**TASK DESCRIPTION:** Lines that hold the word "instruments" should be located and copied.

**RECORDS SHOWN:**
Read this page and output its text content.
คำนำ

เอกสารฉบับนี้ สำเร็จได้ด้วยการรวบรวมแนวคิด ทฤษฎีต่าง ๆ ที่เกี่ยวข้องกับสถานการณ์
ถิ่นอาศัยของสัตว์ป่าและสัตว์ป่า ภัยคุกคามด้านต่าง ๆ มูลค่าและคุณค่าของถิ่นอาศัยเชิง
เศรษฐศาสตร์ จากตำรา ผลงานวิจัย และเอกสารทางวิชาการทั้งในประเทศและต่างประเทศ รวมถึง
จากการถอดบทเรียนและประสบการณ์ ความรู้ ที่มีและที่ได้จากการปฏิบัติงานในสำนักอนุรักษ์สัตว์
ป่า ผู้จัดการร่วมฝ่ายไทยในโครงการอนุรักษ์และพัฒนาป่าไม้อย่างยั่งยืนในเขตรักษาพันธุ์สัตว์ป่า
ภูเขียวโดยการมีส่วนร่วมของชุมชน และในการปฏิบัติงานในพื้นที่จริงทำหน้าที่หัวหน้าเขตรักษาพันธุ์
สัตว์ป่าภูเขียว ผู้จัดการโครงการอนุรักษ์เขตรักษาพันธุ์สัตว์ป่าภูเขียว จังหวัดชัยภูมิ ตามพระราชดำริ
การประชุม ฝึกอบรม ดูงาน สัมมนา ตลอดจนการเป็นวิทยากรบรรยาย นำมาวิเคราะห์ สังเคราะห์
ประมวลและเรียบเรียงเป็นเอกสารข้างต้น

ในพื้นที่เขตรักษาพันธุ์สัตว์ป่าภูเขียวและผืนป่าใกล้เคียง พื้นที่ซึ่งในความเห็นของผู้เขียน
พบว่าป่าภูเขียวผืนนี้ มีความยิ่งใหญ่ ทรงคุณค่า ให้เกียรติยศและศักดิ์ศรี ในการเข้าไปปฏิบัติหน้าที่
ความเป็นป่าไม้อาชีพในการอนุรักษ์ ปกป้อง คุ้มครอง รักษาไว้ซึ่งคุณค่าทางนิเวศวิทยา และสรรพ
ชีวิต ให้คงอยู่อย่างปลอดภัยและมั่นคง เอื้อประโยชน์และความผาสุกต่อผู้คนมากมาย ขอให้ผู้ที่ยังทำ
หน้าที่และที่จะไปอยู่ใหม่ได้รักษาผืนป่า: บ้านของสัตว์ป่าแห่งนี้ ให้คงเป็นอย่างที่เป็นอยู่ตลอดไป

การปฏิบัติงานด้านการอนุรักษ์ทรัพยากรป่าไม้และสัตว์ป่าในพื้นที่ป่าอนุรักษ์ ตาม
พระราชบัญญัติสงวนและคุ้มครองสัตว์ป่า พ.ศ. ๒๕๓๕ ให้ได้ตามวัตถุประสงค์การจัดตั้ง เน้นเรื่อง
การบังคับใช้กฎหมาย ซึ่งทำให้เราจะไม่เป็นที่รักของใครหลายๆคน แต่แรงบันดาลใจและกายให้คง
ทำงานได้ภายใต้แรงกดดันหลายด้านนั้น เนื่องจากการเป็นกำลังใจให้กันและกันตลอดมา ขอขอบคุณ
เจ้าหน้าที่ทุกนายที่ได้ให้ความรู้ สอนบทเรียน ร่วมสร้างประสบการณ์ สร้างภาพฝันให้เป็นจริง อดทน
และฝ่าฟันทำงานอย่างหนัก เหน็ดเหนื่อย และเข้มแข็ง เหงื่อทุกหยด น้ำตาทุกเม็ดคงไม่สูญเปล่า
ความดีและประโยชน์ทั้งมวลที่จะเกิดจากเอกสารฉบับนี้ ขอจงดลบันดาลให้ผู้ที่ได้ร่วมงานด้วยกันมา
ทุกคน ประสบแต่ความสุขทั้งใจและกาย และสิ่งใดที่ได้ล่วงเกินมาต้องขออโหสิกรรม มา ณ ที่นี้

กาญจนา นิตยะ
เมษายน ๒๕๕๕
==
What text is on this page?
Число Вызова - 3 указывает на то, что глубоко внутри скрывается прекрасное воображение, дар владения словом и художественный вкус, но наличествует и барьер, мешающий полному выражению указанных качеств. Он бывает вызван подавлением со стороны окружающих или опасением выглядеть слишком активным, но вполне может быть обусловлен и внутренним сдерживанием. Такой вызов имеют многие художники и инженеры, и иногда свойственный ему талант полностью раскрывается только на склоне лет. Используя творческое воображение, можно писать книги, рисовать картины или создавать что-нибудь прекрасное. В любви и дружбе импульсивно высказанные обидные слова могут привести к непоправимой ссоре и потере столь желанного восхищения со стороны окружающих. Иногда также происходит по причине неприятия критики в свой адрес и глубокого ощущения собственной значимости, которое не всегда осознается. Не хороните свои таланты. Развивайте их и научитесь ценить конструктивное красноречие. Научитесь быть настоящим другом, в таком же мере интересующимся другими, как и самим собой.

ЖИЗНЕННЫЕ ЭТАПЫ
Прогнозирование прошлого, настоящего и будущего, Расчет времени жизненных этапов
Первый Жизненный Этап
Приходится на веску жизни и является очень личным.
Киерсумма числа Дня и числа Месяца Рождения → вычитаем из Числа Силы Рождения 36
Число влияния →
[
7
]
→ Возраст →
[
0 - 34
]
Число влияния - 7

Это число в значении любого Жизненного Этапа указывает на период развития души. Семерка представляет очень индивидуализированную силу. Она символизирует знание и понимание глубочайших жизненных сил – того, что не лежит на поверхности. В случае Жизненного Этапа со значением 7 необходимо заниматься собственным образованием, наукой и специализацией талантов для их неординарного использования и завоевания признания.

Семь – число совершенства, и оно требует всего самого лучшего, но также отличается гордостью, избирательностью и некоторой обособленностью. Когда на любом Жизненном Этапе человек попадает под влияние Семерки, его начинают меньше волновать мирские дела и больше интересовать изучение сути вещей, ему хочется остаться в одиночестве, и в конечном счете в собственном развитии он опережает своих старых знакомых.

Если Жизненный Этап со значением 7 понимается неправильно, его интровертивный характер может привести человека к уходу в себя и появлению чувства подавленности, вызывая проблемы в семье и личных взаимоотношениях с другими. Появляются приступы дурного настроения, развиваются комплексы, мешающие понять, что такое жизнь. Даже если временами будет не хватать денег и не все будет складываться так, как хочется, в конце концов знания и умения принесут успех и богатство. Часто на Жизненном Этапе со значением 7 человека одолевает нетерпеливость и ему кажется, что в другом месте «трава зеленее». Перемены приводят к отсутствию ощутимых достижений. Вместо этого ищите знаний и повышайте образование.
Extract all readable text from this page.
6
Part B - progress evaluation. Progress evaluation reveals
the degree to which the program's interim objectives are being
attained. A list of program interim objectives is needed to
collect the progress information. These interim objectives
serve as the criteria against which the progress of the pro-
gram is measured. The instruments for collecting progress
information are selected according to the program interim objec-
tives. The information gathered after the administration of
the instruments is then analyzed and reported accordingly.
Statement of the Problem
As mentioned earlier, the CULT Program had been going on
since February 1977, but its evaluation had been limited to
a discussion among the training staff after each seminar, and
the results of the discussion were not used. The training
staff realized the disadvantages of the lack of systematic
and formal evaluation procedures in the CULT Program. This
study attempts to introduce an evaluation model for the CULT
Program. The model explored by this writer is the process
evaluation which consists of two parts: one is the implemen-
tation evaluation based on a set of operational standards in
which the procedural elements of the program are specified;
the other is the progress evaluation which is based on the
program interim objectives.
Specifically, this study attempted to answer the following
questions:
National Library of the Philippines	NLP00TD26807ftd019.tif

**EXERCISE SOLUTION:**
gram is measured. The instruments for collecting progress
the instruments is then analyzed and reported accordingly.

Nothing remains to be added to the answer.